■ Work to be completed: Beneath this sentence is a listing. Return its lines from the one containing "What text is on this page?" through the last, exactly, and omit the pictures.

■ Data shown:
□ □ □ □ □
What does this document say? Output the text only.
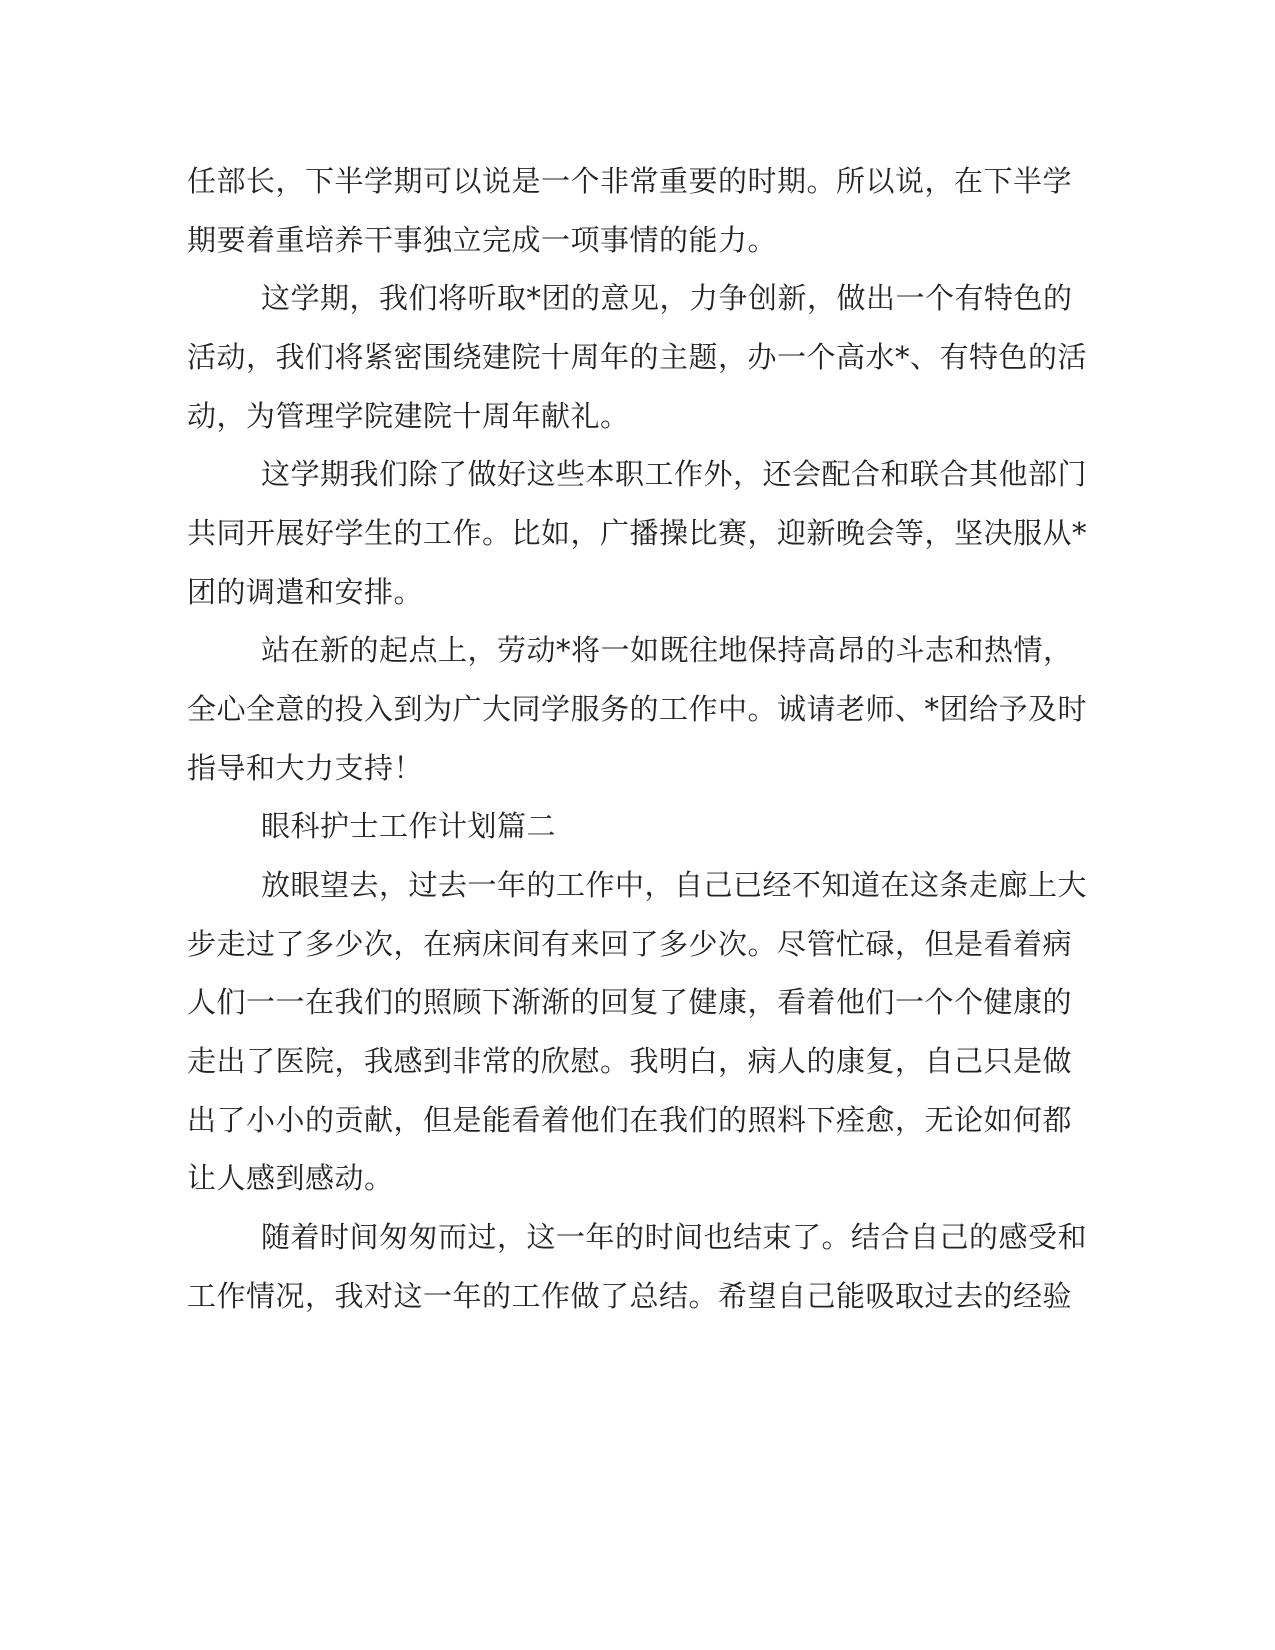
任部长，下半学期可以说是一个非常重要的时期。所以说，在下半学
期要着重培养干事独立完成一项事情的能力。
这学期，我们将听取*团的意见，力争创新，做出一个有特色的
活动，我们将紧密围绕建院十周年的主题，办一个高水*、有特色的活
动，为管理学院建院十周年献礼。
这学期我们除了做好这些本职工作外，还会配合和联合其他部门
共同开展好学生的工作。比如，广播操比赛，迎新晚会等，坚决服从*
团的调遣和安排。
站在新的起点上，劳动*将一如既往地保持高昂的斗志和热情，
全心全意的投入到为广大同学服务的工作中。诚请老师、*团给予及时
指导和大力支持！
眼科护士工作计划篇二
放眼望去，过去一年的工作中，自己已经不知道在这条走廊上大
步走过了多少次，在病床间有来回了多少次。尽管忙碌，但是看着病
人们一一在我们的照顾下渐渐的回复了健康，看着他们一个个健康的
走出了医院，我感到非常的欣慰。我明白，病人的康复，自己只是做
出了小小的贡献，但是能看着他们在我们的照料下痊愈，无论如何都
让人感到感动。
随着时间匆匆而过，这一年的时间也结束了。结合自己的感受和
工作情况，我对这一年的工作做了总结。希望自己能吸取过去的经验
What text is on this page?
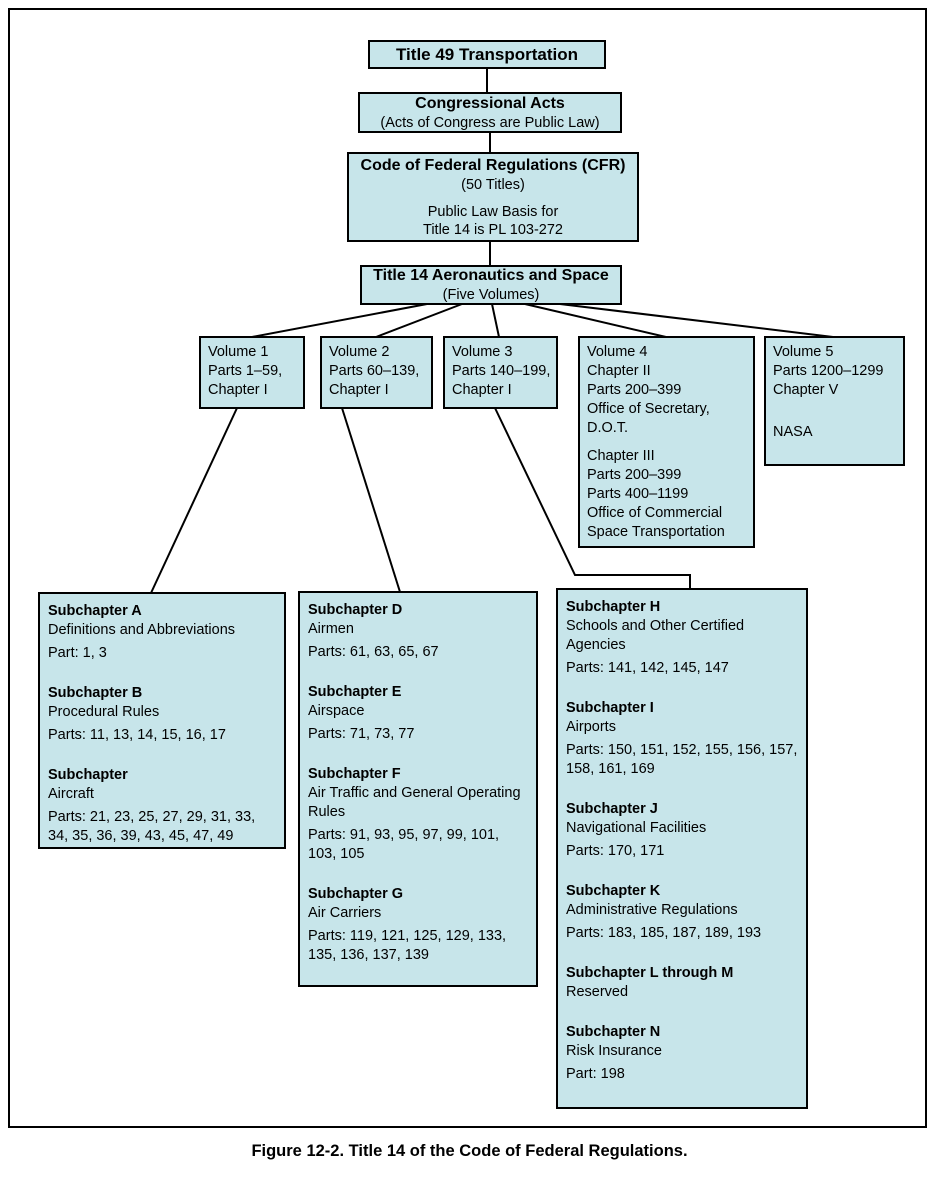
Title 49 Transportation
Congressional Acts
(Acts of Congress are Public Law)
Code of Federal Regulations (CFR)
(50 Titles)
Public Law Basis for
Title 14 is PL 103-272
Title 14 Aeronautics and Space
(Five Volumes)
Volume 1
Parts 1–59,
Chapter I
Volume 2
Parts 60–139,
Chapter I
Volume 3
Parts 140–199,
Chapter I
Volume 4
Chapter II
Parts 200–399
Office of Secretary,
D.O.T.
Chapter III
Parts 200–399
Parts 400–1199
Office of Commercial
Space Transportation
Volume 5
Parts 1200–1299
Chapter V
NASA
Subchapter A
Definitions and Abbreviations
Part: 1, 3
Subchapter B
Procedural Rules
Parts: 11, 13, 14, 15, 16, 17
Subchapter
Aircraft
Parts: 21, 23, 25, 27, 29, 31, 33, 34, 35, 36, 39, 43, 45, 47, 49
Subchapter D
Airmen
Parts: 61, 63, 65, 67
Subchapter E
Airspace
Parts: 71, 73, 77
Subchapter F
Air Traffic and General Operating Rules
Parts: 91, 93, 95, 97, 99, 101, 103, 105
Subchapter G
Air Carriers
Parts: 119, 121, 125, 129, 133, 135, 136, 137, 139
Subchapter H
Schools and Other Certified Agencies
Parts: 141, 142, 145, 147
Subchapter I
Airports
Parts: 150, 151, 152, 155, 156, 157, 158, 161, 169
Subchapter J
Navigational Facilities
Parts: 170, 171
Subchapter K
Administrative Regulations
Parts: 183, 185, 187, 189, 193
Subchapter L through M
Reserved
Subchapter N
Risk Insurance
Part: 198
Figure 12-2. Title 14 of the Code of Federal Regulations.
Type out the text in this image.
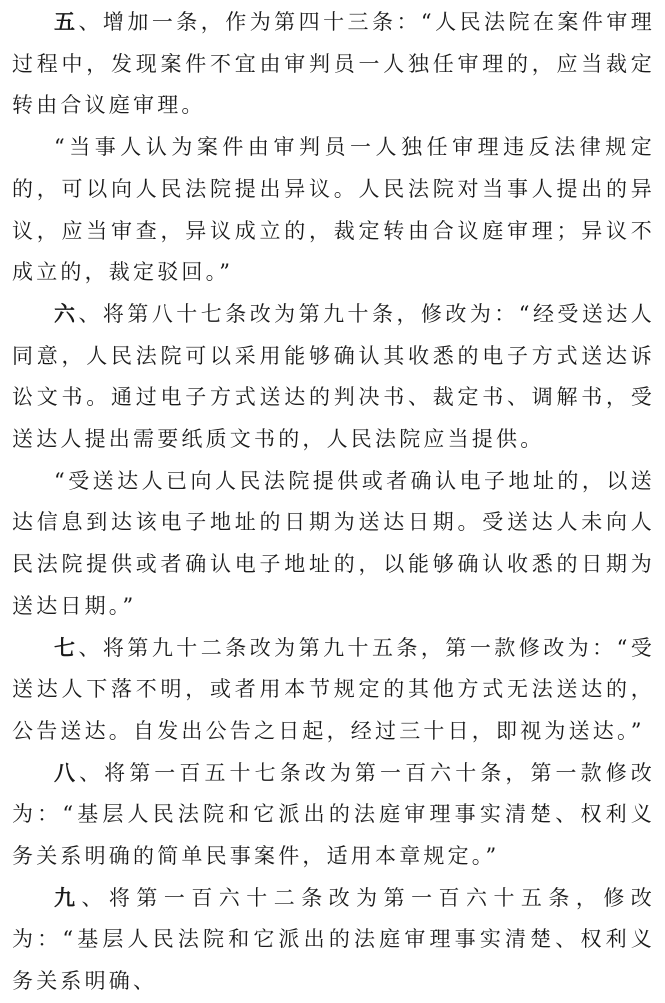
五、增加一条，作为第四十三条：“人民法院在案件审理过程中，发现案件不宜由审判员一人独任审理的，应当裁定转由合议庭审理。

“当事人认为案件由审判员一人独任审理违反法律规定的，可以向人民法院提出异议。人民法院对当事人提出的异议，应当审查，异议成立的，裁定转由合议庭审理；异议不成立的，裁定驳回。”

六、将第八十七条改为第九十条，修改为：“经受送达人同意，人民法院可以采用能够确认其收悉的电子方式送达诉讼文书。通过电子方式送达的判决书、裁定书、调解书，受送达人提出需要纸质文书的，人民法院应当提供。

“受送达人已向人民法院提供或者确认电子地址的，以送达信息到达该电子地址的日期为送达日期。受送达人未向人民法院提供或者确认电子地址的，以能够确认收悉的日期为送达日期。”

七、将第九十二条改为第九十五条，第一款修改为：“受送达人下落不明，或者用本节规定的其他方式无法送达的，公告送达。自发出公告之日起，经过三十日，即视为送达。”

八、将第一百五十七条改为第一百六十条，第一款修改为：“基层人民法院和它派出的法庭审理事实清楚、权利义务关系明确的简单民事案件，适用本章规定。”

九、将第一百六十二条改为第一百六十五条，修改为：“基层人民法院和它派出的法庭审理事实清楚、权利义务关系明确、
□ □ □ □ □
■ Result of the exercise:
What text is on this page?
Title 49 Transportation
Congressional Acts
(Acts of Congress are Public Law)
Code of Federal Regulations (CFR)
(50 Titles)
Public Law Basis for
Title 14 is PL 103-272
Title 14 Aeronautics and Space
(Five Volumes)
Volume 1
Parts 1–59,
Chapter I
Volume 2
Parts 60–139,
Chapter I
Volume 3
Parts 140–199,
Chapter I
Volume 4
Chapter II
Parts 200–399
Office of Secretary,
D.O.T.
Chapter III
Parts 200–399
Parts 400–1199
Office of Commercial
Space Transportation
Volume 5
Parts 1200–1299
Chapter V
NASA
Subchapter A
Definitions and Abbreviations
Part: 1, 3
Subchapter B
Procedural Rules
Parts: 11, 13, 14, 15, 16, 17
Subchapter
Aircraft
Parts: 21, 23, 25, 27, 29, 31, 33, 34, 35, 36, 39, 43, 45, 47, 49
Subchapter D
Airmen
Parts: 61, 63, 65, 67
Subchapter E
Airspace
Parts: 71, 73, 77
Subchapter F
Air Traffic and General Operating Rules
Parts: 91, 93, 95, 97, 99, 101, 103, 105
Subchapter G
Air Carriers
Parts: 119, 121, 125, 129, 133, 135, 136, 137, 139
Subchapter H
Schools and Other Certified Agencies
Parts: 141, 142, 145, 147
Subchapter I
Airports
Parts: 150, 151, 152, 155, 156, 157, 158, 161, 169
Subchapter J
Navigational Facilities
Parts: 170, 171
Subchapter K
Administrative Regulations
Parts: 183, 185, 187, 189, 193
Subchapter L through M
Reserved
Subchapter N
Risk Insurance
Part: 198
Figure 12-2. Title 14 of the Code of Federal Regulations.
Type out the text in this image.
五、增加一条，作为第四十三条：“人民法院在案件审理过程中，发现案件不宜由审判员一人独任审理的，应当裁定转由合议庭审理。

“当事人认为案件由审判员一人独任审理违反法律规定的，可以向人民法院提出异议。人民法院对当事人提出的异议，应当审查，异议成立的，裁定转由合议庭审理；异议不成立的，裁定驳回。”

六、将第八十七条改为第九十条，修改为：“经受送达人同意，人民法院可以采用能够确认其收悉的电子方式送达诉讼文书。通过电子方式送达的判决书、裁定书、调解书，受送达人提出需要纸质文书的，人民法院应当提供。

“受送达人已向人民法院提供或者确认电子地址的，以送达信息到达该电子地址的日期为送达日期。受送达人未向人民法院提供或者确认电子地址的，以能够确认收悉的日期为送达日期。”

七、将第九十二条改为第九十五条，第一款修改为：“受送达人下落不明，或者用本节规定的其他方式无法送达的，公告送达。自发出公告之日起，经过三十日，即视为送达。”

八、将第一百五十七条改为第一百六十条，第一款修改为：“基层人民法院和它派出的法庭审理事实清楚、权利义务关系明确的简单民事案件，适用本章规定。”

九、将第一百六十二条改为第一百六十五条，修改为：“基层人民法院和它派出的法庭审理事实清楚、权利义务关系明确、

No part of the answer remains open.